## WORK REQUIRED
Make an exact copy of all the material below, apart from the pictures.

— START GIVEN INFORMATION —

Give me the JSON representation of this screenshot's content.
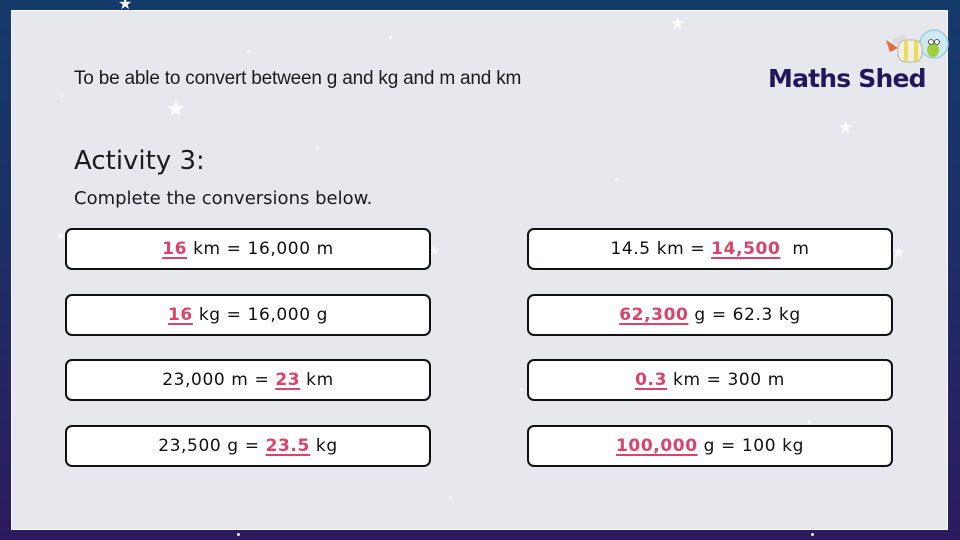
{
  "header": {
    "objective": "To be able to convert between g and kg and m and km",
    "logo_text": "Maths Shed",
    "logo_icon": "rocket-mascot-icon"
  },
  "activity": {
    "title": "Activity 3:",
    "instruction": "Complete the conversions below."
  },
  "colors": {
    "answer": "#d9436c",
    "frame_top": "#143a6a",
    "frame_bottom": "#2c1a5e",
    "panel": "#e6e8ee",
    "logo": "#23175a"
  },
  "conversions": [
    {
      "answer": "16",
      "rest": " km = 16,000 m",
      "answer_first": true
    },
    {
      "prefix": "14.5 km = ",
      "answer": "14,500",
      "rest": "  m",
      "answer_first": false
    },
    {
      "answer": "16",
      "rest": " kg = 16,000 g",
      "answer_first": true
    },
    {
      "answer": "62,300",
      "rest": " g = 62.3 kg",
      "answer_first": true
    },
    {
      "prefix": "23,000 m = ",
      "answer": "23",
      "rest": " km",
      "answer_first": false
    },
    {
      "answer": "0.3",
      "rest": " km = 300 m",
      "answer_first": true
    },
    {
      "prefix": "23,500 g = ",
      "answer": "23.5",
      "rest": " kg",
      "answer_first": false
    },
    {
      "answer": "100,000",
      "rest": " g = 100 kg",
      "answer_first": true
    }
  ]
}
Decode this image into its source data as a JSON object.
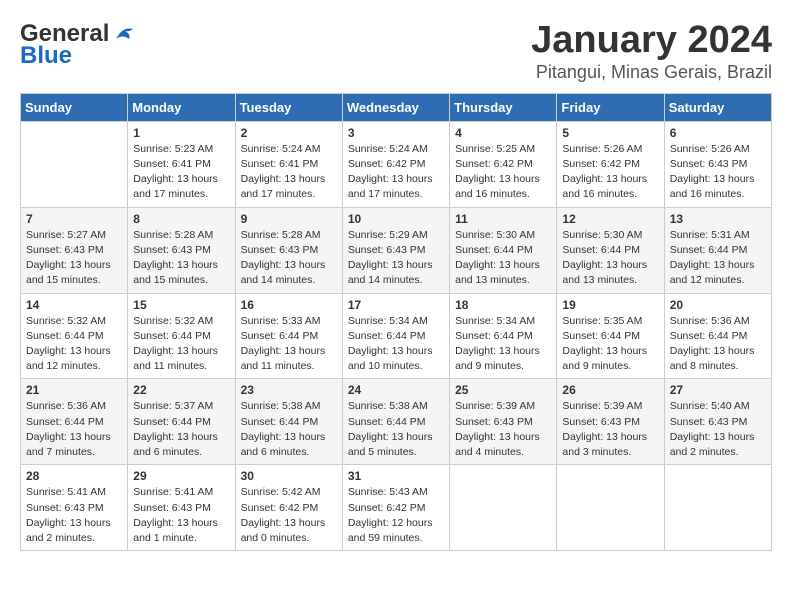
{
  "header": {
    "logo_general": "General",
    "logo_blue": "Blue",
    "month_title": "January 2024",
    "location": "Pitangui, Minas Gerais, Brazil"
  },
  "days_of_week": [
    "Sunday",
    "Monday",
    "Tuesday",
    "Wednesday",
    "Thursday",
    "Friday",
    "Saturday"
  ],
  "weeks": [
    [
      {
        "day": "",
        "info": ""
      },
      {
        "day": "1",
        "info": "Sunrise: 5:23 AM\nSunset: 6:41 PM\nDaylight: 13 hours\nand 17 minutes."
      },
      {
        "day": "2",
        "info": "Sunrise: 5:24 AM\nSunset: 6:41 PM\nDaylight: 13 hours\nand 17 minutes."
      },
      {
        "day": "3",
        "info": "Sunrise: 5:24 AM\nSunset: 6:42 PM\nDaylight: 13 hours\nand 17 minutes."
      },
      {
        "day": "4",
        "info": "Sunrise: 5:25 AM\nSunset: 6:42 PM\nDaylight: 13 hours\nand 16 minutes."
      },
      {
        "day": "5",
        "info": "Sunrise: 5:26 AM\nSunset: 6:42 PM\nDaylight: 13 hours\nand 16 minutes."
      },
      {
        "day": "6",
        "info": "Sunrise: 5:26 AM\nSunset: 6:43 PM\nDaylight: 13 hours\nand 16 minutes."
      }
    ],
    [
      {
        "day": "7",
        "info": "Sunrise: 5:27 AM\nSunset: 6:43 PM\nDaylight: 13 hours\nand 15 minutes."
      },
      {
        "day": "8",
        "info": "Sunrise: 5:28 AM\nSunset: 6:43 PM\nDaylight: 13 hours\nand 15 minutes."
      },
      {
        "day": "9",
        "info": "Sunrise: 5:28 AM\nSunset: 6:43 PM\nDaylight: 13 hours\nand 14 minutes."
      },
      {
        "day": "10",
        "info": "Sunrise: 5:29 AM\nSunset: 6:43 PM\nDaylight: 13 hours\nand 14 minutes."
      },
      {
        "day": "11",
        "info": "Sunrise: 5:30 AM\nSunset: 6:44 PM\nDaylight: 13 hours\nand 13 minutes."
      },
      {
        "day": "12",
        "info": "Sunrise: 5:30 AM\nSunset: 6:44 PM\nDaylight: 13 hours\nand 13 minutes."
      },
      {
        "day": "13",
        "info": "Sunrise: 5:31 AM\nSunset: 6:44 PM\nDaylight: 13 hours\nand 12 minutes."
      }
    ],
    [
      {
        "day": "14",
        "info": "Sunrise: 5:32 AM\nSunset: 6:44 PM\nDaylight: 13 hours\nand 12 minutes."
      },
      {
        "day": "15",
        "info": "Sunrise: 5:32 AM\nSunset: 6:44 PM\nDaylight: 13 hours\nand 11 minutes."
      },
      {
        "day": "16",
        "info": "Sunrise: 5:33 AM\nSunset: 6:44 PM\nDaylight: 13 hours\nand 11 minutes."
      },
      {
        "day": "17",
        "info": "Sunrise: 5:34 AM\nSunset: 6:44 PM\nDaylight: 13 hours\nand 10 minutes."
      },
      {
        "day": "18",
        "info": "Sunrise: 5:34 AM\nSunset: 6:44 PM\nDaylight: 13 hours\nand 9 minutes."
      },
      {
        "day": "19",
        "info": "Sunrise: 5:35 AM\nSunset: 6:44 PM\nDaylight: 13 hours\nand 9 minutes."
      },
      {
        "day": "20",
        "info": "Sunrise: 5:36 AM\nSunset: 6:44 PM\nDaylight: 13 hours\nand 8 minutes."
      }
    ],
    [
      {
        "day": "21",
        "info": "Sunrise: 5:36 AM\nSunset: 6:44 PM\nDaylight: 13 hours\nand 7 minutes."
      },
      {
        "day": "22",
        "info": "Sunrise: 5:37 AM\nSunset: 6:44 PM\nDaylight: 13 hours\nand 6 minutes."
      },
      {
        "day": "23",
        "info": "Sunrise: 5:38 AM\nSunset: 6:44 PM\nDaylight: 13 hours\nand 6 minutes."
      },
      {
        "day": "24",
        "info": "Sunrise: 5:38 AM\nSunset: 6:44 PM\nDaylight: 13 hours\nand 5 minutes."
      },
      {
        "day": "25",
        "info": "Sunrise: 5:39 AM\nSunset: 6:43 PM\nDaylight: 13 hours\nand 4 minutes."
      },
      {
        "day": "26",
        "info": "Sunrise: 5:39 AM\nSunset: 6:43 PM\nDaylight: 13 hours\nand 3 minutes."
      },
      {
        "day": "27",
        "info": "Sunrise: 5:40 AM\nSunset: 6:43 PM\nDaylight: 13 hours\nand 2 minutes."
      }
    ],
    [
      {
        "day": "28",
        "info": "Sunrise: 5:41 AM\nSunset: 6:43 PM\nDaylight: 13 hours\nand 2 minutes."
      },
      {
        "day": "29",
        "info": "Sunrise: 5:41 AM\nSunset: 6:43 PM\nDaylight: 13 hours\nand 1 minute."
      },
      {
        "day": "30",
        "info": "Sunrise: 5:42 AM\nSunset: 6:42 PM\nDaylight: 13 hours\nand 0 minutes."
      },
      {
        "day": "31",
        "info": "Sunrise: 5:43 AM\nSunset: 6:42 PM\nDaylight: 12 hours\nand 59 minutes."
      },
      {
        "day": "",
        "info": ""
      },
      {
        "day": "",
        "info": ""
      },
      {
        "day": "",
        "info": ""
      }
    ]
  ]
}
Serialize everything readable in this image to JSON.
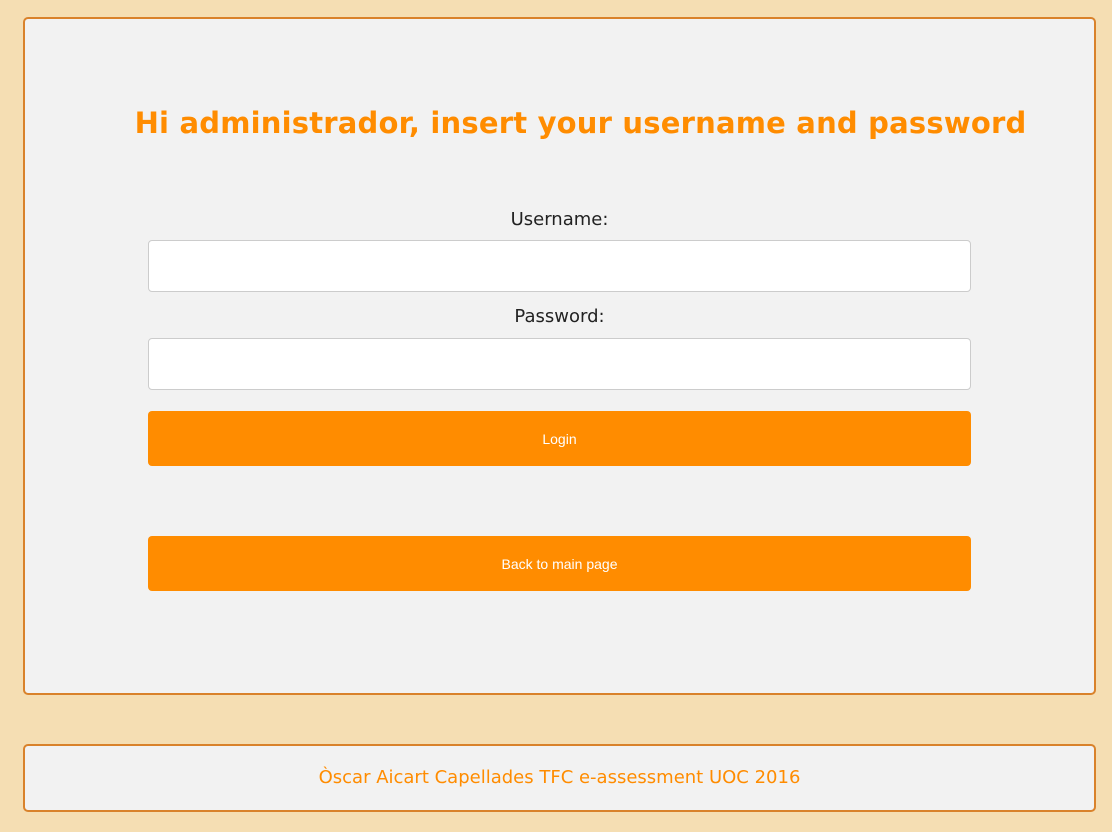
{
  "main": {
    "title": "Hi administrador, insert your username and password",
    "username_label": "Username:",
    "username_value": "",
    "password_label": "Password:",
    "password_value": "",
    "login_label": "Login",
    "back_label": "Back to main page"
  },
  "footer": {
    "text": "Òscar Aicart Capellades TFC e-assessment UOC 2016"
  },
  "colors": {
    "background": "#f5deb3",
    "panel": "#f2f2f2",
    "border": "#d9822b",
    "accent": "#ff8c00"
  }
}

— END GIVEN INFORMATION —

## EXERCISE ANSWER
Give me the JSON representation of this screenshot's content.
{
  "header": {
    "objective": "To be able to convert between g and kg and m and km",
    "logo_text": "Maths Shed",
    "logo_icon": "rocket-mascot-icon"
  },
  "activity": {
    "title": "Activity 3:",
    "instruction": "Complete the conversions below."
  },
  "colors": {
    "answer": "#d9436c",
    "frame_top": "#143a6a",
    "frame_bottom": "#2c1a5e",
    "panel": "#e6e8ee",
    "logo": "#23175a"
  },
  "conversions": [
    {
      "answer": "16",
      "rest": " km = 16,000 m",
      "answer_first": true
    },
    {
      "prefix": "14.5 km = ",
      "answer": "14,500",
      "rest": "  m",
      "answer_first": false
    },
    {
      "answer": "16",
      "rest": " kg = 16,000 g",
      "answer_first": true
    },
    {
      "answer": "62,300",
      "rest": " g = 62.3 kg",
      "answer_first": true
    },
    {
      "prefix": "23,000 m = ",
      "answer": "23",
      "rest": " km",
      "answer_first": false
    },
    {
      "answer": "0.3",
      "rest": " km = 300 m",
      "answer_first": true
    },
    {
      "prefix": "23,500 g = ",
      "answer": "23.5",
      "rest": " kg",
      "answer_first": false
    },
    {
      "answer": "100,000",
      "rest": " g = 100 kg",
      "answer_first": true
    }
  ]
}
Decode this image into its source data as a JSON object.
{
  "header": {
    "logo_general": "General",
    "logo_blue": "Blue",
    "month_title": "January 2024",
    "location": "Pitangui, Minas Gerais, Brazil"
  },
  "days_of_week": [
    "Sunday",
    "Monday",
    "Tuesday",
    "Wednesday",
    "Thursday",
    "Friday",
    "Saturday"
  ],
  "weeks": [
    [
      {
        "day": "",
        "info": ""
      },
      {
        "day": "1",
        "info": "Sunrise: 5:23 AM\nSunset: 6:41 PM\nDaylight: 13 hours\nand 17 minutes."
      },
      {
        "day": "2",
        "info": "Sunrise: 5:24 AM\nSunset: 6:41 PM\nDaylight: 13 hours\nand 17 minutes."
      },
      {
        "day": "3",
        "info": "Sunrise: 5:24 AM\nSunset: 6:42 PM\nDaylight: 13 hours\nand 17 minutes."
      },
      {
        "day": "4",
        "info": "Sunrise: 5:25 AM\nSunset: 6:42 PM\nDaylight: 13 hours\nand 16 minutes."
      },
      {
        "day": "5",
        "info": "Sunrise: 5:26 AM\nSunset: 6:42 PM\nDaylight: 13 hours\nand 16 minutes."
      },
      {
        "day": "6",
        "info": "Sunrise: 5:26 AM\nSunset: 6:43 PM\nDaylight: 13 hours\nand 16 minutes."
      }
    ],
    [
      {
        "day": "7",
        "info": "Sunrise: 5:27 AM\nSunset: 6:43 PM\nDaylight: 13 hours\nand 15 minutes."
      },
      {
        "day": "8",
        "info": "Sunrise: 5:28 AM\nSunset: 6:43 PM\nDaylight: 13 hours\nand 15 minutes."
      },
      {
        "day": "9",
        "info": "Sunrise: 5:28 AM\nSunset: 6:43 PM\nDaylight: 13 hours\nand 14 minutes."
      },
      {
        "day": "10",
        "info": "Sunrise: 5:29 AM\nSunset: 6:43 PM\nDaylight: 13 hours\nand 14 minutes."
      },
      {
        "day": "11",
        "info": "Sunrise: 5:30 AM\nSunset: 6:44 PM\nDaylight: 13 hours\nand 13 minutes."
      },
      {
        "day": "12",
        "info": "Sunrise: 5:30 AM\nSunset: 6:44 PM\nDaylight: 13 hours\nand 13 minutes."
      },
      {
        "day": "13",
        "info": "Sunrise: 5:31 AM\nSunset: 6:44 PM\nDaylight: 13 hours\nand 12 minutes."
      }
    ],
    [
      {
        "day": "14",
        "info": "Sunrise: 5:32 AM\nSunset: 6:44 PM\nDaylight: 13 hours\nand 12 minutes."
      },
      {
        "day": "15",
        "info": "Sunrise: 5:32 AM\nSunset: 6:44 PM\nDaylight: 13 hours\nand 11 minutes."
      },
      {
        "day": "16",
        "info": "Sunrise: 5:33 AM\nSunset: 6:44 PM\nDaylight: 13 hours\nand 11 minutes."
      },
      {
        "day": "17",
        "info": "Sunrise: 5:34 AM\nSunset: 6:44 PM\nDaylight: 13 hours\nand 10 minutes."
      },
      {
        "day": "18",
        "info": "Sunrise: 5:34 AM\nSunset: 6:44 PM\nDaylight: 13 hours\nand 9 minutes."
      },
      {
        "day": "19",
        "info": "Sunrise: 5:35 AM\nSunset: 6:44 PM\nDaylight: 13 hours\nand 9 minutes."
      },
      {
        "day": "20",
        "info": "Sunrise: 5:36 AM\nSunset: 6:44 PM\nDaylight: 13 hours\nand 8 minutes."
      }
    ],
    [
      {
        "day": "21",
        "info": "Sunrise: 5:36 AM\nSunset: 6:44 PM\nDaylight: 13 hours\nand 7 minutes."
      },
      {
        "day": "22",
        "info": "Sunrise: 5:37 AM\nSunset: 6:44 PM\nDaylight: 13 hours\nand 6 minutes."
      },
      {
        "day": "23",
        "info": "Sunrise: 5:38 AM\nSunset: 6:44 PM\nDaylight: 13 hours\nand 6 minutes."
      },
      {
        "day": "24",
        "info": "Sunrise: 5:38 AM\nSunset: 6:44 PM\nDaylight: 13 hours\nand 5 minutes."
      },
      {
        "day": "25",
        "info": "Sunrise: 5:39 AM\nSunset: 6:43 PM\nDaylight: 13 hours\nand 4 minutes."
      },
      {
        "day": "26",
        "info": "Sunrise: 5:39 AM\nSunset: 6:43 PM\nDaylight: 13 hours\nand 3 minutes."
      },
      {
        "day": "27",
        "info": "Sunrise: 5:40 AM\nSunset: 6:43 PM\nDaylight: 13 hours\nand 2 minutes."
      }
    ],
    [
      {
        "day": "28",
        "info": "Sunrise: 5:41 AM\nSunset: 6:43 PM\nDaylight: 13 hours\nand 2 minutes."
      },
      {
        "day": "29",
        "info": "Sunrise: 5:41 AM\nSunset: 6:43 PM\nDaylight: 13 hours\nand 1 minute."
      },
      {
        "day": "30",
        "info": "Sunrise: 5:42 AM\nSunset: 6:42 PM\nDaylight: 13 hours\nand 0 minutes."
      },
      {
        "day": "31",
        "info": "Sunrise: 5:43 AM\nSunset: 6:42 PM\nDaylight: 12 hours\nand 59 minutes."
      },
      {
        "day": "",
        "info": ""
      },
      {
        "day": "",
        "info": ""
      },
      {
        "day": "",
        "info": ""
      }
    ]
  ]
}
Serialize everything readable in this image to JSON.
{
  "main": {
    "title": "Hi administrador, insert your username and password",
    "username_label": "Username:",
    "username_value": "",
    "password_label": "Password:",
    "password_value": "",
    "login_label": "Login",
    "back_label": "Back to main page"
  },
  "footer": {
    "text": "Òscar Aicart Capellades TFC e-assessment UOC 2016"
  },
  "colors": {
    "background": "#f5deb3",
    "panel": "#f2f2f2",
    "border": "#d9822b",
    "accent": "#ff8c00"
  }
}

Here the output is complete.